'''
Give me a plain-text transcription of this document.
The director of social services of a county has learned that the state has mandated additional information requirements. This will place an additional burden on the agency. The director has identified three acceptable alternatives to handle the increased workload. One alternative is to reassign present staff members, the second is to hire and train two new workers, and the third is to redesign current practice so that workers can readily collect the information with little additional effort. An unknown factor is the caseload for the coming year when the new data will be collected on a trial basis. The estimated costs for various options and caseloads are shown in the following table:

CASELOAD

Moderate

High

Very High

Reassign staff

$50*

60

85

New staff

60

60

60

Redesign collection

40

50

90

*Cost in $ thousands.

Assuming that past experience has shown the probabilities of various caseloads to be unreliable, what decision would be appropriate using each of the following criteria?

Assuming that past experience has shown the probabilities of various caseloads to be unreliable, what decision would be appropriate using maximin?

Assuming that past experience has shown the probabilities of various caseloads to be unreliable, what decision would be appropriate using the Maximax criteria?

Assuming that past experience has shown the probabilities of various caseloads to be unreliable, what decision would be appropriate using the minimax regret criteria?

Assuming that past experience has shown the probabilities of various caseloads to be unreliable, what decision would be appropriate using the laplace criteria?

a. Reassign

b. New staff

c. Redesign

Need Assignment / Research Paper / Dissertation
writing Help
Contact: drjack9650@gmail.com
'''
'''
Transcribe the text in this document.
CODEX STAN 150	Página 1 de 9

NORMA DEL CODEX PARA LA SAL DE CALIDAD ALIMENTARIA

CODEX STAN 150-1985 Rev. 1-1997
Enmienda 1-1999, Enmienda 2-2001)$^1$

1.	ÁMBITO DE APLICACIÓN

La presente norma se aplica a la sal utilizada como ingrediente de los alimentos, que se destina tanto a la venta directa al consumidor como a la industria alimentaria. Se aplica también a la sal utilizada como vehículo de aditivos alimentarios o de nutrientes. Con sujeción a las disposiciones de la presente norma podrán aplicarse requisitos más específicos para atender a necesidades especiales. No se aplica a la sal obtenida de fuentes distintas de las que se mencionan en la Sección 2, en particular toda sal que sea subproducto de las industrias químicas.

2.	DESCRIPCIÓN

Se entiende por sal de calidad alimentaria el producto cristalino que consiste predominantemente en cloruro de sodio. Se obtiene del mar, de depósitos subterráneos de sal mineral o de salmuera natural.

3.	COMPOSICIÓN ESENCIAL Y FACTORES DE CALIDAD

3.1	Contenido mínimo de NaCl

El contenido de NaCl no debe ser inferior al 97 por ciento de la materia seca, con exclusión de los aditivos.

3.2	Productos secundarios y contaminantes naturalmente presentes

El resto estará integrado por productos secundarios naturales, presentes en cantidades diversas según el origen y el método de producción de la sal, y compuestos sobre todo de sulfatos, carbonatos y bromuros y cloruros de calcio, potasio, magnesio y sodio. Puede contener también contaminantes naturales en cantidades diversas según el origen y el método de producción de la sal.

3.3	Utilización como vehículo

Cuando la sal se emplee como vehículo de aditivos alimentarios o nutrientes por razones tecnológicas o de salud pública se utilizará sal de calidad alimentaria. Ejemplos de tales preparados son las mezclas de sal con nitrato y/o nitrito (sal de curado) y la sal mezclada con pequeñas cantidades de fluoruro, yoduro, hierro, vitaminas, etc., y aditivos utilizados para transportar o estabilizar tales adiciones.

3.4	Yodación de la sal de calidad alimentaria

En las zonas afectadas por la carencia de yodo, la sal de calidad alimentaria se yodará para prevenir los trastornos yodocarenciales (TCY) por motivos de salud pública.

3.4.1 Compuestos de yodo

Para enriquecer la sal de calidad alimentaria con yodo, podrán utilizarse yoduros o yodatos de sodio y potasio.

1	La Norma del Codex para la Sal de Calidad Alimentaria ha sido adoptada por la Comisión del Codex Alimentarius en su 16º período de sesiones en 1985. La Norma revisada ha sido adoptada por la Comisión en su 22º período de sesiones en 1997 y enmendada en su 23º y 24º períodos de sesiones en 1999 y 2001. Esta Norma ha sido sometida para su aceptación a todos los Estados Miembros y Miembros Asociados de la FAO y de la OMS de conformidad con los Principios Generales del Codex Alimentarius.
'''
• _STATED GOAL_
Extract every line from the records above that contains the word "NaCl".

• _SOLUTION_
3.1	Contenido mínimo de NaCl
El contenido de NaCl no debe ser inferior al 97 por ciento de la materia seca, con exclusión de los aditivos.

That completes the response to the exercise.